**Rows**.
◆ ◆ ◆ ◆ ◆ ◆ ◆
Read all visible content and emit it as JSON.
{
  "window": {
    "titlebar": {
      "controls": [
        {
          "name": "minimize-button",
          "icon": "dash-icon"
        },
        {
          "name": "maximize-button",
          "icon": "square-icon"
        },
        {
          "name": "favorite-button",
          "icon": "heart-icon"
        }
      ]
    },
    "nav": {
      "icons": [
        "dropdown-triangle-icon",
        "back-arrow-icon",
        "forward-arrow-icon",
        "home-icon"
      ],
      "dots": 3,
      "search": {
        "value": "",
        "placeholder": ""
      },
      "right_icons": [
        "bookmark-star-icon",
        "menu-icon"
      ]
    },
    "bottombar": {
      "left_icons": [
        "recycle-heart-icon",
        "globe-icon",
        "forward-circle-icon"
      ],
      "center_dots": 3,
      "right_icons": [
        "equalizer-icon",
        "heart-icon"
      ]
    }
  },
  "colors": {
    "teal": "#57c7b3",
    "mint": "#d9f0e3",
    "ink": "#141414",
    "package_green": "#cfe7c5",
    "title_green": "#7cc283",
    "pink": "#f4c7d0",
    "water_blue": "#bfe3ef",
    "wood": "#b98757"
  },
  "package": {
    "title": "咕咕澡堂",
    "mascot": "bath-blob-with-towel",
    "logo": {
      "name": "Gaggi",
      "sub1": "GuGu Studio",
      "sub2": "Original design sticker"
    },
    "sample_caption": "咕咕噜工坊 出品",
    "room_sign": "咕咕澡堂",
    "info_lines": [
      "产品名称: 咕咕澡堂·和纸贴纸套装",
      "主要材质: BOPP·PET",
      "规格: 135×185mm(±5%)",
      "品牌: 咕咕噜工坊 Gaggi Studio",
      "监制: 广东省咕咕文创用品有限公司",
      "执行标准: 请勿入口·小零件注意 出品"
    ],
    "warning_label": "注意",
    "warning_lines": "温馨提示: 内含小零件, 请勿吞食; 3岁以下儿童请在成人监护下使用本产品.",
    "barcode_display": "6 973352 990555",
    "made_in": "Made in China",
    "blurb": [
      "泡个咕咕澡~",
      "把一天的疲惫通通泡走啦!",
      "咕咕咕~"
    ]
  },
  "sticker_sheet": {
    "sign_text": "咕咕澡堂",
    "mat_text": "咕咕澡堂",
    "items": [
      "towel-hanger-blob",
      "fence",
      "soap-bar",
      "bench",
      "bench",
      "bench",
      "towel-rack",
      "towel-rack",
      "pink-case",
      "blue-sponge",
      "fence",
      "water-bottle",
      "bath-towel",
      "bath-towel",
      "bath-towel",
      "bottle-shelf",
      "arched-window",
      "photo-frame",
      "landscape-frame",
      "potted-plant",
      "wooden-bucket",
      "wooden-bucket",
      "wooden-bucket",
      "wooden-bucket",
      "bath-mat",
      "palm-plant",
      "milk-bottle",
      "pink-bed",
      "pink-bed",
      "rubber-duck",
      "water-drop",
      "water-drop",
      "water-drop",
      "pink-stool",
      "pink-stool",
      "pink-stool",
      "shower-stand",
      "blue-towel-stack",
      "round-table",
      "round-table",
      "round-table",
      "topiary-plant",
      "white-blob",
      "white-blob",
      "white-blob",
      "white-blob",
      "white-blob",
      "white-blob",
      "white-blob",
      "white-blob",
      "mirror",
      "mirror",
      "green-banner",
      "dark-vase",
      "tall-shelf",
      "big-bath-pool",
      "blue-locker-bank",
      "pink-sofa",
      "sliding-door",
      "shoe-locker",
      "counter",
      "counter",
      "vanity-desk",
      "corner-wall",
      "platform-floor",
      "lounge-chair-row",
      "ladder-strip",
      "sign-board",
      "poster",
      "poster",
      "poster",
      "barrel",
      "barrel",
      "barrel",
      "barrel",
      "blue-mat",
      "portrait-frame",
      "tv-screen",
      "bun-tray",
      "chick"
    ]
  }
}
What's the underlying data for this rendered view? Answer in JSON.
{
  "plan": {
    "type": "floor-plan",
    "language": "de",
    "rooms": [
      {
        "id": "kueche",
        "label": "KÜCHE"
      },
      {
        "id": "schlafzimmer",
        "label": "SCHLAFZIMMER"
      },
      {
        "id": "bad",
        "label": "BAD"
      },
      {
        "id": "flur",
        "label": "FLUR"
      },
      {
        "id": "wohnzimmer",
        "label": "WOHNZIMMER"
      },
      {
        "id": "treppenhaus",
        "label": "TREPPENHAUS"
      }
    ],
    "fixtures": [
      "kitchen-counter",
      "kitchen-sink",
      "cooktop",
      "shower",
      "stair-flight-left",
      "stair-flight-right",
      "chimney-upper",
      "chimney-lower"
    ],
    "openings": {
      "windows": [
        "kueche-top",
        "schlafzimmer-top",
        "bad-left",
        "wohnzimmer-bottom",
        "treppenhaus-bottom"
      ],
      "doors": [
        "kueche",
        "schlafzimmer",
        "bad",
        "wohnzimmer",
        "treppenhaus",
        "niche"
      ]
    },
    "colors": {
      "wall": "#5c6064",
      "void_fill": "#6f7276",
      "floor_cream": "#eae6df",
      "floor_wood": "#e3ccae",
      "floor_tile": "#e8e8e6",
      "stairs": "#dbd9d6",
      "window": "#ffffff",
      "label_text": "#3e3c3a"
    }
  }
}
◆ ◆ ◆ ◆ ◆ ◆ ◆
**Direction**. From the entries, copy out each line containing the word "JSON".

**Solved exercise**.
Read all visible content and emit it as JSON.
What's the underlying data for this rendered view? Answer in JSON.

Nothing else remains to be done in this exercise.